— BEGIN Raw data —
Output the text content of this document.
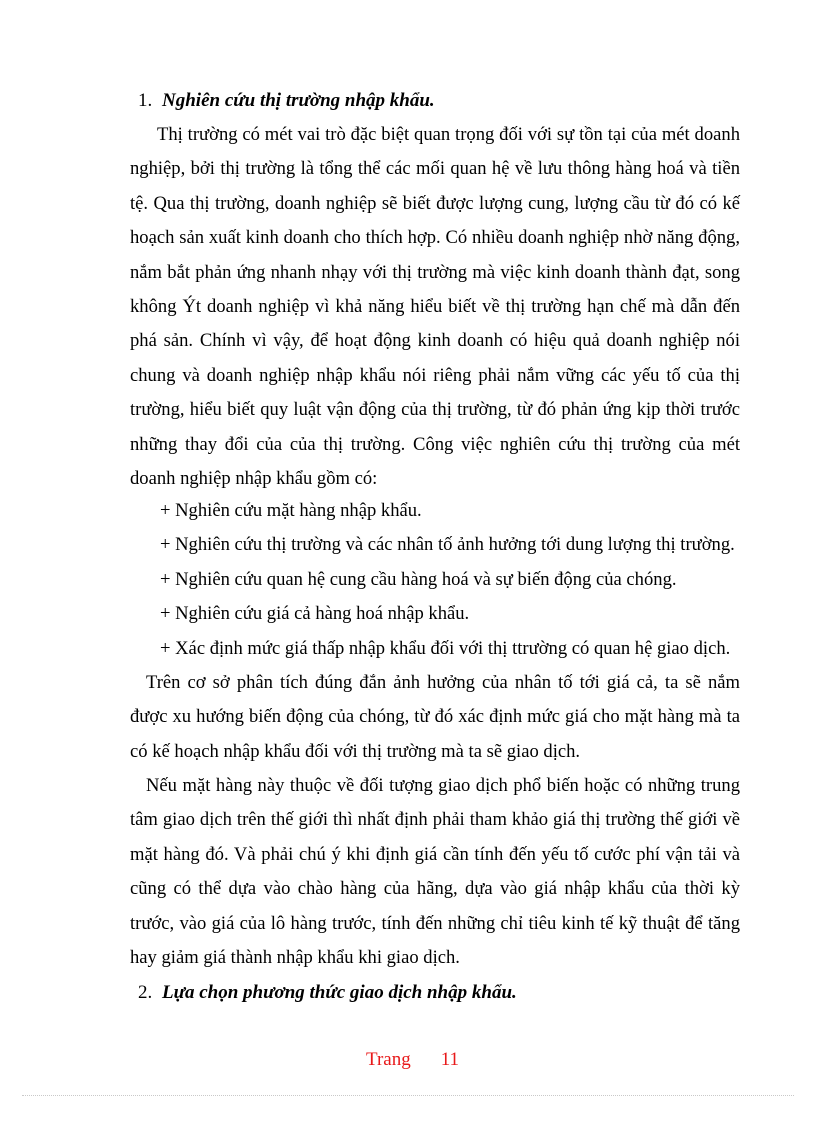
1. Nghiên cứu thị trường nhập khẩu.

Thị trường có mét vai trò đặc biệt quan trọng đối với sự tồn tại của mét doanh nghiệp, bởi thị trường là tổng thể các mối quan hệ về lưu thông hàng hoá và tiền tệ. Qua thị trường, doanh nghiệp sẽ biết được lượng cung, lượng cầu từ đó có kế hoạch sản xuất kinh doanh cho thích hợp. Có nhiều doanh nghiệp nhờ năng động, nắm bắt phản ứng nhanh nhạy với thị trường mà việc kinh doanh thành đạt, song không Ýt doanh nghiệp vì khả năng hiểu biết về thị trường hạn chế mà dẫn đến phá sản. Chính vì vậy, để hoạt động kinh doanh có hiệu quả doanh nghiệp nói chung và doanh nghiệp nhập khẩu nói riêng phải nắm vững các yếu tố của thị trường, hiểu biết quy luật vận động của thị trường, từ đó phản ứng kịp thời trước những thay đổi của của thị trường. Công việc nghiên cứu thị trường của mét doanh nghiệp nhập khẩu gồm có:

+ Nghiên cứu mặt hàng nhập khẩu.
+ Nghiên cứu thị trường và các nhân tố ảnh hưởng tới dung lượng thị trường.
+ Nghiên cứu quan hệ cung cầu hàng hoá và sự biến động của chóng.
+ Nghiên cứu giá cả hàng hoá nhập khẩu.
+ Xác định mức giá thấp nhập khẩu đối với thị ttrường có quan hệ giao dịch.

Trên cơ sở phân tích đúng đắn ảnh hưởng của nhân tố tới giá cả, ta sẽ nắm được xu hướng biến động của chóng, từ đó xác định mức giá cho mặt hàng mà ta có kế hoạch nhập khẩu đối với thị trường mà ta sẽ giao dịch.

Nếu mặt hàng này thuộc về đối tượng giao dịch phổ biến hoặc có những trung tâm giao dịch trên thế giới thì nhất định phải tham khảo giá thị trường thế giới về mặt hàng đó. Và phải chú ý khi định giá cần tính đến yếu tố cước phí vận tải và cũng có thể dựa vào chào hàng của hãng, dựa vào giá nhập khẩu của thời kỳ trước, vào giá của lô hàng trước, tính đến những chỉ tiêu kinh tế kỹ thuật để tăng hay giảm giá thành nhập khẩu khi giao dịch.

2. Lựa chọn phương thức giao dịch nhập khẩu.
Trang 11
— END Raw data —
What you need to do -
Go through the listing above and write it out again exactly, dropping the pictures.

Task result -
Output the text content of this document.
1. Nghiên cứu thị trường nhập khẩu.

Thị trường có mét vai trò đặc biệt quan trọng đối với sự tồn tại của mét doanh nghiệp, bởi thị trường là tổng thể các mối quan hệ về lưu thông hàng hoá và tiền tệ. Qua thị trường, doanh nghiệp sẽ biết được lượng cung, lượng cầu từ đó có kế hoạch sản xuất kinh doanh cho thích hợp. Có nhiều doanh nghiệp nhờ năng động, nắm bắt phản ứng nhanh nhạy với thị trường mà việc kinh doanh thành đạt, song không Ýt doanh nghiệp vì khả năng hiểu biết về thị trường hạn chế mà dẫn đến phá sản. Chính vì vậy, để hoạt động kinh doanh có hiệu quả doanh nghiệp nói chung và doanh nghiệp nhập khẩu nói riêng phải nắm vững các yếu tố của thị trường, hiểu biết quy luật vận động của thị trường, từ đó phản ứng kịp thời trước những thay đổi của của thị trường. Công việc nghiên cứu thị trường của mét doanh nghiệp nhập khẩu gồm có:

+ Nghiên cứu mặt hàng nhập khẩu.
+ Nghiên cứu thị trường và các nhân tố ảnh hưởng tới dung lượng thị trường.
+ Nghiên cứu quan hệ cung cầu hàng hoá và sự biến động của chóng.
+ Nghiên cứu giá cả hàng hoá nhập khẩu.
+ Xác định mức giá thấp nhập khẩu đối với thị ttrường có quan hệ giao dịch.

Trên cơ sở phân tích đúng đắn ảnh hưởng của nhân tố tới giá cả, ta sẽ nắm được xu hướng biến động của chóng, từ đó xác định mức giá cho mặt hàng mà ta có kế hoạch nhập khẩu đối với thị trường mà ta sẽ giao dịch.

Nếu mặt hàng này thuộc về đối tượng giao dịch phổ biến hoặc có những trung tâm giao dịch trên thế giới thì nhất định phải tham khảo giá thị trường thế giới về mặt hàng đó. Và phải chú ý khi định giá cần tính đến yếu tố cước phí vận tải và cũng có thể dựa vào chào hàng của hãng, dựa vào giá nhập khẩu của thời kỳ trước, vào giá của lô hàng trước, tính đến những chỉ tiêu kinh tế kỹ thuật để tăng hay giảm giá thành nhập khẩu khi giao dịch.

2. Lựa chọn phương thức giao dịch nhập khẩu.
Trang 11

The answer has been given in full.